Problem statement ▸ In the listing below, find every line containing "Cardiovascular" and copy it out.
■ ■ ■ ■
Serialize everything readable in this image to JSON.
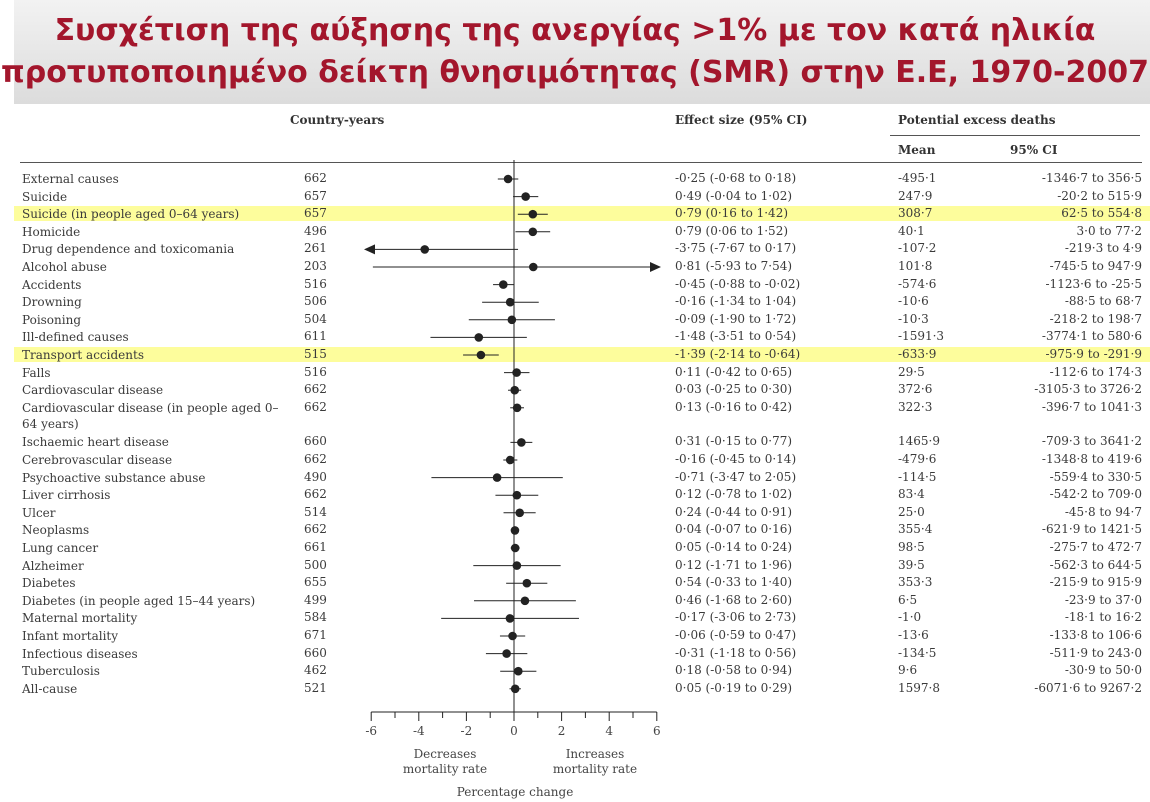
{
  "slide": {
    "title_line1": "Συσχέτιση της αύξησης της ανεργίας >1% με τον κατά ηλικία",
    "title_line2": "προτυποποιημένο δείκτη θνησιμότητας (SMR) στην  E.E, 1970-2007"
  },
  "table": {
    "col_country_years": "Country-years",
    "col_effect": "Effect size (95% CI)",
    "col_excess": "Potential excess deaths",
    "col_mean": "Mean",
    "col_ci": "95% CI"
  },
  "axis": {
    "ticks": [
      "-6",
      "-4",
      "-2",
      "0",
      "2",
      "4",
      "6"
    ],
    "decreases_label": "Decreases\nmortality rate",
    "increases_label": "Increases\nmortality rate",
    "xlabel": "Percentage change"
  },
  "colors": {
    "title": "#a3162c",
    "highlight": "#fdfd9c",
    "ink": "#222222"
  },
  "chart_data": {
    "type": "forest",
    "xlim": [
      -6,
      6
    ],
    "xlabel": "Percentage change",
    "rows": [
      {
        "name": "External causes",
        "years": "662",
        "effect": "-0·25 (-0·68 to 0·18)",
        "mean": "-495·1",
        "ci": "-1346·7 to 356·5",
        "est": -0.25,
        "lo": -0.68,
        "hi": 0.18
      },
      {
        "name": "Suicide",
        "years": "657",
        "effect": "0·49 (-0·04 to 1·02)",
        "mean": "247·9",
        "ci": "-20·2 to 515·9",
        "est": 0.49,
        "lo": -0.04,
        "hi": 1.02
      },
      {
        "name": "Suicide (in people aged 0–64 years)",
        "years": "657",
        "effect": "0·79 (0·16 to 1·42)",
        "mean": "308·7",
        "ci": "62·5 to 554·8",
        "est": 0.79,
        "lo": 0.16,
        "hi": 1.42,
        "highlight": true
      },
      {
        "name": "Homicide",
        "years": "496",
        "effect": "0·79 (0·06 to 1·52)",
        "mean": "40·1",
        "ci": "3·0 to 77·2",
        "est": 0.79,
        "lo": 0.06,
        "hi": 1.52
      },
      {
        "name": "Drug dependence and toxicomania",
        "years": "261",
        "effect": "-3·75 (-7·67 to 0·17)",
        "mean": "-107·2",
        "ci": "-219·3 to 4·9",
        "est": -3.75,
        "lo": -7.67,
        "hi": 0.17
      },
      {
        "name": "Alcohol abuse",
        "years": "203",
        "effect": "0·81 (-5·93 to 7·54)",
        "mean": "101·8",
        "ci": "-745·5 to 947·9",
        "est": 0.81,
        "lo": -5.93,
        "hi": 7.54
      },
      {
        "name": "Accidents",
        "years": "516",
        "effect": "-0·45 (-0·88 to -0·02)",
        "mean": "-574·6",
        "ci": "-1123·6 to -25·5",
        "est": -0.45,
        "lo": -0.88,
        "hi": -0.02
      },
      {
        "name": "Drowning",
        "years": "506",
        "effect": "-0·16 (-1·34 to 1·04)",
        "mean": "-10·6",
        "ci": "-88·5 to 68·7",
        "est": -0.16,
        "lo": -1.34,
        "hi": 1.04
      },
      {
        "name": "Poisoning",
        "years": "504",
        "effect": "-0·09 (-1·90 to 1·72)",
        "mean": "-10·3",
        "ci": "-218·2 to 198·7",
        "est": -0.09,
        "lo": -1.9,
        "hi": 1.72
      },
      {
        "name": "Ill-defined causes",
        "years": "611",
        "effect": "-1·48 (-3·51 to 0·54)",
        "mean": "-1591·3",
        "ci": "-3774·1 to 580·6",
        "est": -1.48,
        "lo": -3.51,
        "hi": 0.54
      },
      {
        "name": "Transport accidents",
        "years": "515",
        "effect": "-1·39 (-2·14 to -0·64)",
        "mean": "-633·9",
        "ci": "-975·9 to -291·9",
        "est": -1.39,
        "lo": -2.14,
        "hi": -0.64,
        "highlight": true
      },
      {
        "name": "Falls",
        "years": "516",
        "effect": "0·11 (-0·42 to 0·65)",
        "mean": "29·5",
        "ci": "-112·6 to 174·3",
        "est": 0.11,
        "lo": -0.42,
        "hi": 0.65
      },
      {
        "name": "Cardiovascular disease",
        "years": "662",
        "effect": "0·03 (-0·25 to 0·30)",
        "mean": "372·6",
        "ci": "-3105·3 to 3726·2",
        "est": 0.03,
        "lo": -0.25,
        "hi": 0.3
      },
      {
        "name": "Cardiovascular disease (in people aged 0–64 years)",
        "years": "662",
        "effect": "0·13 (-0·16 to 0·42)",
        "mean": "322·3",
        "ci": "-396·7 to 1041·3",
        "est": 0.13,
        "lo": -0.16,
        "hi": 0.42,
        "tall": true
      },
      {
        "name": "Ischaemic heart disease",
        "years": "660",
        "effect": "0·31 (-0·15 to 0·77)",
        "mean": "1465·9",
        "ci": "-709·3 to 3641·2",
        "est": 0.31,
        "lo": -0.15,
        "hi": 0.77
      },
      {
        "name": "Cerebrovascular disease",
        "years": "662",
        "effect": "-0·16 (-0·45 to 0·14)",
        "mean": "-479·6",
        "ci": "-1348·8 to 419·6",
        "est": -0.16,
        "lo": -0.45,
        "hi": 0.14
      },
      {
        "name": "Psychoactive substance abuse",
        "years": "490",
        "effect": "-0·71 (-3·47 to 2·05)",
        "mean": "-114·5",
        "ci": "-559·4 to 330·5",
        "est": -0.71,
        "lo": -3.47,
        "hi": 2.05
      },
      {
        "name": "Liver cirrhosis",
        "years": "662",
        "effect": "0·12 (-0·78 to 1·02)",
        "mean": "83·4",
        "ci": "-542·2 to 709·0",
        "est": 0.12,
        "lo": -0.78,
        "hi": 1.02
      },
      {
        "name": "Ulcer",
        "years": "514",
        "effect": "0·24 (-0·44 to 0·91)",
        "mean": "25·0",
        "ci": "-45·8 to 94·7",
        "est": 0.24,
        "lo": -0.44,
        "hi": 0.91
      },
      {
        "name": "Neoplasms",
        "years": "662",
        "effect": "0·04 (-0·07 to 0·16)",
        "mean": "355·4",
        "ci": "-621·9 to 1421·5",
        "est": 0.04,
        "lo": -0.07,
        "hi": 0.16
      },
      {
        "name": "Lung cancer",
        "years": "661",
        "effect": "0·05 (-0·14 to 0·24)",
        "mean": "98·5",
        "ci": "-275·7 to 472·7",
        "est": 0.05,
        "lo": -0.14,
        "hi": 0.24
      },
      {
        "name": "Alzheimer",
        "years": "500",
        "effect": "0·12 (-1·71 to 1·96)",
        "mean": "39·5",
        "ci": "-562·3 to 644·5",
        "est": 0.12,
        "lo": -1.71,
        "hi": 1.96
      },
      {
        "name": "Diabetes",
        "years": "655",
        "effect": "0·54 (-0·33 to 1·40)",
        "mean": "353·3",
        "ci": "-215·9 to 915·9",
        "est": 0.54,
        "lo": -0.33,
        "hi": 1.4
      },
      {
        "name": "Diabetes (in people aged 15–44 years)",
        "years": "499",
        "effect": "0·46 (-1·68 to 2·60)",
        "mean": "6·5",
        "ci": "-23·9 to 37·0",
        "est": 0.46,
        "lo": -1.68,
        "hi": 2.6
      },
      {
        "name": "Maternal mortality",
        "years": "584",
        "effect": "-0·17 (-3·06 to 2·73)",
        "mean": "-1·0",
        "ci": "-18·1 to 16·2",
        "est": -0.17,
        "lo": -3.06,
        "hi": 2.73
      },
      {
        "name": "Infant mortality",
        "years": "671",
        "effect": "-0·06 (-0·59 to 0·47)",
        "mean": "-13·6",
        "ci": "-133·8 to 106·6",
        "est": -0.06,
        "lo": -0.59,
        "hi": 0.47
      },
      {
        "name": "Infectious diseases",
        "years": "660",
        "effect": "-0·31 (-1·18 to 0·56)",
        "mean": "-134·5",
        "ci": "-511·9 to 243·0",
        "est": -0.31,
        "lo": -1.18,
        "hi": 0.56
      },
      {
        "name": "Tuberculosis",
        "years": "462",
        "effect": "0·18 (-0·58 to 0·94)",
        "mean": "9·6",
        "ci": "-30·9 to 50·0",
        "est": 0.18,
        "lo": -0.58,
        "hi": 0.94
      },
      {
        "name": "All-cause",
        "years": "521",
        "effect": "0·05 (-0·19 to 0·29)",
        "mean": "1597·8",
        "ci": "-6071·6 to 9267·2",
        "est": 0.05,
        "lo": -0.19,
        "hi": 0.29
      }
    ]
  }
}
■ ■ ■ ■
Exercise answer ▸
        "name": "Cardiovascular disease",
        "name": "Cardiovascular disease (in people aged 0–64 years)",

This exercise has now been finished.